§ RECORDS PROVIDED:
● ● ● ●

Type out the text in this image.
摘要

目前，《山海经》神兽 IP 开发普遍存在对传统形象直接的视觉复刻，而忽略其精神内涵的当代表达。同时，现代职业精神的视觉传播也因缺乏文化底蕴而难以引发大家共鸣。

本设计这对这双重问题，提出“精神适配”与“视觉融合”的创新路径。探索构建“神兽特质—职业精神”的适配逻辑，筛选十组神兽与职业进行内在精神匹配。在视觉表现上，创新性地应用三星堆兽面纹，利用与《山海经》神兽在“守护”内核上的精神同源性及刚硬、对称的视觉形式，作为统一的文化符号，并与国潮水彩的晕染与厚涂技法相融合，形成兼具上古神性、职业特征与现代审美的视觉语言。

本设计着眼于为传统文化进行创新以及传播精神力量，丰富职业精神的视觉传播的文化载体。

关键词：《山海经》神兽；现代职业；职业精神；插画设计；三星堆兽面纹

● ● ● ●

§ TASK STATEMENT:
Retype all of the data shown above, word for word.

§ EXERCISE SOLUTION:
Type out the text in this image.
摘要

目前，《山海经》神兽 IP 开发普遍存在对传统形象直接的视觉复刻，而忽略其精神内涵的当代表达。同时，现代职业精神的视觉传播也因缺乏文化底蕴而难以引发大家共鸣。

本设计这对这双重问题，提出“精神适配”与“视觉融合”的创新路径。探索构建“神兽特质—职业精神”的适配逻辑，筛选十组神兽与职业进行内在精神匹配。在视觉表现上，创新性地应用三星堆兽面纹，利用与《山海经》神兽在“守护”内核上的精神同源性及刚硬、对称的视觉形式，作为统一的文化符号，并与国潮水彩的晕染与厚涂技法相融合，形成兼具上古神性、职业特征与现代审美的视觉语言。

本设计着眼于为传统文化进行创新以及传播精神力量，丰富职业精神的视觉传播的文化载体。

关键词：《山海经》神兽；现代职业；职业精神；插画设计；三星堆兽面纹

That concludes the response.